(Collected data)
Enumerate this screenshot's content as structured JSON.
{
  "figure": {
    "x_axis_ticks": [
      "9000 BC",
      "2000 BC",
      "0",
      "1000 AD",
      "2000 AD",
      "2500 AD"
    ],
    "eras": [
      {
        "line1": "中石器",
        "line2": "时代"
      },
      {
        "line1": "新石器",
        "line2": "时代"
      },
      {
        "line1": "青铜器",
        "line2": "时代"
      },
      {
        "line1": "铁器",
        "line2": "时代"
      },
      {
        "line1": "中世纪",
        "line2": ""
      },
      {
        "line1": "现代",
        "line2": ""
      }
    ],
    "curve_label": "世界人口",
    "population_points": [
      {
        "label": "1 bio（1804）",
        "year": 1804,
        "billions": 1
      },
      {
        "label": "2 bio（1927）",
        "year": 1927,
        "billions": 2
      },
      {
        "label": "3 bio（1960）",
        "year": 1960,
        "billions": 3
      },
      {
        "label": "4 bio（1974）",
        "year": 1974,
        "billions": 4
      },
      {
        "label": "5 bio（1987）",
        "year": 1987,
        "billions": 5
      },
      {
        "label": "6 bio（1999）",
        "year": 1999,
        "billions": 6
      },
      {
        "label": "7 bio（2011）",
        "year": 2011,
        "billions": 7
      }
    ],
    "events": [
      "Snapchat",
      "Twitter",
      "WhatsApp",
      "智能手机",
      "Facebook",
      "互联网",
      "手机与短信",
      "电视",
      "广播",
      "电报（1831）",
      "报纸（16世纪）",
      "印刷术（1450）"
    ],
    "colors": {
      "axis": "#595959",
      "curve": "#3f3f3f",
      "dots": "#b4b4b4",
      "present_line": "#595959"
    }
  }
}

## Task brief
Quote the listing in full, please, keeping every line exact.

## Exercise answer
Enumerate this screenshot's content as structured JSON.
{
  "figure": {
    "x_axis_ticks": [
      "9000 BC",
      "2000 BC",
      "0",
      "1000 AD",
      "2000 AD",
      "2500 AD"
    ],
    "eras": [
      {
        "line1": "中石器",
        "line2": "时代"
      },
      {
        "line1": "新石器",
        "line2": "时代"
      },
      {
        "line1": "青铜器",
        "line2": "时代"
      },
      {
        "line1": "铁器",
        "line2": "时代"
      },
      {
        "line1": "中世纪",
        "line2": ""
      },
      {
        "line1": "现代",
        "line2": ""
      }
    ],
    "curve_label": "世界人口",
    "population_points": [
      {
        "label": "1 bio（1804）",
        "year": 1804,
        "billions": 1
      },
      {
        "label": "2 bio（1927）",
        "year": 1927,
        "billions": 2
      },
      {
        "label": "3 bio（1960）",
        "year": 1960,
        "billions": 3
      },
      {
        "label": "4 bio（1974）",
        "year": 1974,
        "billions": 4
      },
      {
        "label": "5 bio（1987）",
        "year": 1987,
        "billions": 5
      },
      {
        "label": "6 bio（1999）",
        "year": 1999,
        "billions": 6
      },
      {
        "label": "7 bio（2011）",
        "year": 2011,
        "billions": 7
      }
    ],
    "events": [
      "Snapchat",
      "Twitter",
      "WhatsApp",
      "智能手机",
      "Facebook",
      "互联网",
      "手机与短信",
      "电视",
      "广播",
      "电报（1831）",
      "报纸（16世纪）",
      "印刷术（1450）"
    ],
    "colors": {
      "axis": "#595959",
      "curve": "#3f3f3f",
      "dots": "#b4b4b4",
      "present_line": "#595959"
    }
  }
}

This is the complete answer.